[START]

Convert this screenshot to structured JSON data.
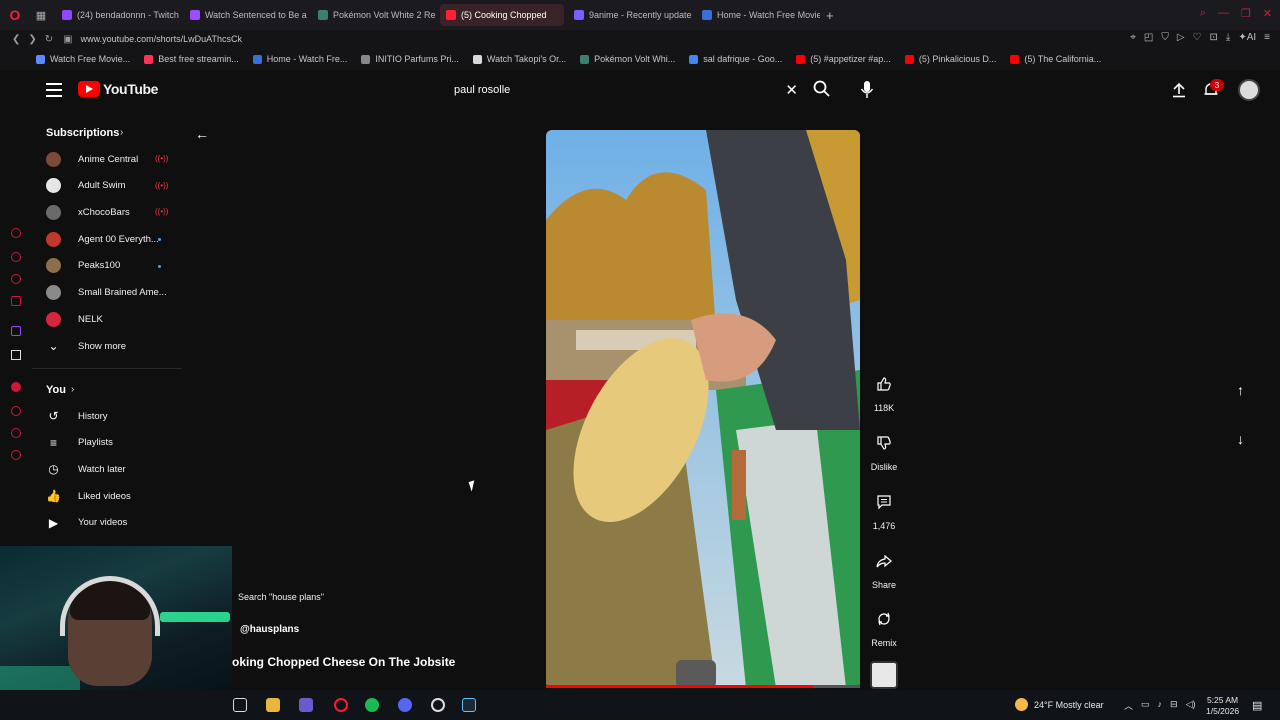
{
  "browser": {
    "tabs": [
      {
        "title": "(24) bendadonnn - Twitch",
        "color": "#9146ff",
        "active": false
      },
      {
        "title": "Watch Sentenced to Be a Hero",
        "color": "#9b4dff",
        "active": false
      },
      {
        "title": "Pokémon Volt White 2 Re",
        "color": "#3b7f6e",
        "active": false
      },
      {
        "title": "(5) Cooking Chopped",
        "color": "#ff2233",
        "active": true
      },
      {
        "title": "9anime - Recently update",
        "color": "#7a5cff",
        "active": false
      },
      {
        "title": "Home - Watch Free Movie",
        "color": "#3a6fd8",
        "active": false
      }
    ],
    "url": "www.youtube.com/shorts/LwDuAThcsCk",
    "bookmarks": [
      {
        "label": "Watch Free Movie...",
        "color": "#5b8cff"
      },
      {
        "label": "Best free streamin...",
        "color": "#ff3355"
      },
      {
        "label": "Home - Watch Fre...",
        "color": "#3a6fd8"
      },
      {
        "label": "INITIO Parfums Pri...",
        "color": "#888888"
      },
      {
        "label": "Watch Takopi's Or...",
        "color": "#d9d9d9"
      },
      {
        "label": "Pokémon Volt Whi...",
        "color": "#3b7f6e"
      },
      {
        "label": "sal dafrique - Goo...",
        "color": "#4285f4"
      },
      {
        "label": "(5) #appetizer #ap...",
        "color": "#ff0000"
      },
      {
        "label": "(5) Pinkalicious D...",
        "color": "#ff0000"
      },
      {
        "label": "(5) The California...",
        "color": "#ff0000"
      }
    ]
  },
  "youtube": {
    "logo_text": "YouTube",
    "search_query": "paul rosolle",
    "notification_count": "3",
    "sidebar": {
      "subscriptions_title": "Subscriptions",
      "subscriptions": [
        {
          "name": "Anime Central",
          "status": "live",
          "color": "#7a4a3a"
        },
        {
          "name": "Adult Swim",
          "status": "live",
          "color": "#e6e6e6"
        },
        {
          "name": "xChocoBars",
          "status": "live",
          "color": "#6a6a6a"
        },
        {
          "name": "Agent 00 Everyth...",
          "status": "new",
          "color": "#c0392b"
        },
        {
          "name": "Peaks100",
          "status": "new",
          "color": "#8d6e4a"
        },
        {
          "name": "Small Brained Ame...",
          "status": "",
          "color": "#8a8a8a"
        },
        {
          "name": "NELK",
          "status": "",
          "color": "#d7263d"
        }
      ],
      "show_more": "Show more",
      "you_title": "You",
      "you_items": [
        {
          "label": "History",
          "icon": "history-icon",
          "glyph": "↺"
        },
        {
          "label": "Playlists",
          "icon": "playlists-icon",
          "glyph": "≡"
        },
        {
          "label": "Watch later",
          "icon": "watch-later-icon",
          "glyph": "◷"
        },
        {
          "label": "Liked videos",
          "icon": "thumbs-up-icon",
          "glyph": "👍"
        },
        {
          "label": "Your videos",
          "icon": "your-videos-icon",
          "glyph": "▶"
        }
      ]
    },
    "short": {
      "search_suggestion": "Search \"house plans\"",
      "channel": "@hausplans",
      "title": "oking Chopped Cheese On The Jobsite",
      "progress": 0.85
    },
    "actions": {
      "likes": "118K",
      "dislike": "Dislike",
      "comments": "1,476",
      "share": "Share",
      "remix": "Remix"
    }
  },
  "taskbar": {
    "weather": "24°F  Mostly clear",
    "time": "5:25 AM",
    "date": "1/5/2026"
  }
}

[END]

Collect the complete line wherever the string "Pokémon" appears in the records.

Reply to the task »
        "title": "Pokémon Volt White 2 Re",
        "label": "Pokémon Volt Whi...",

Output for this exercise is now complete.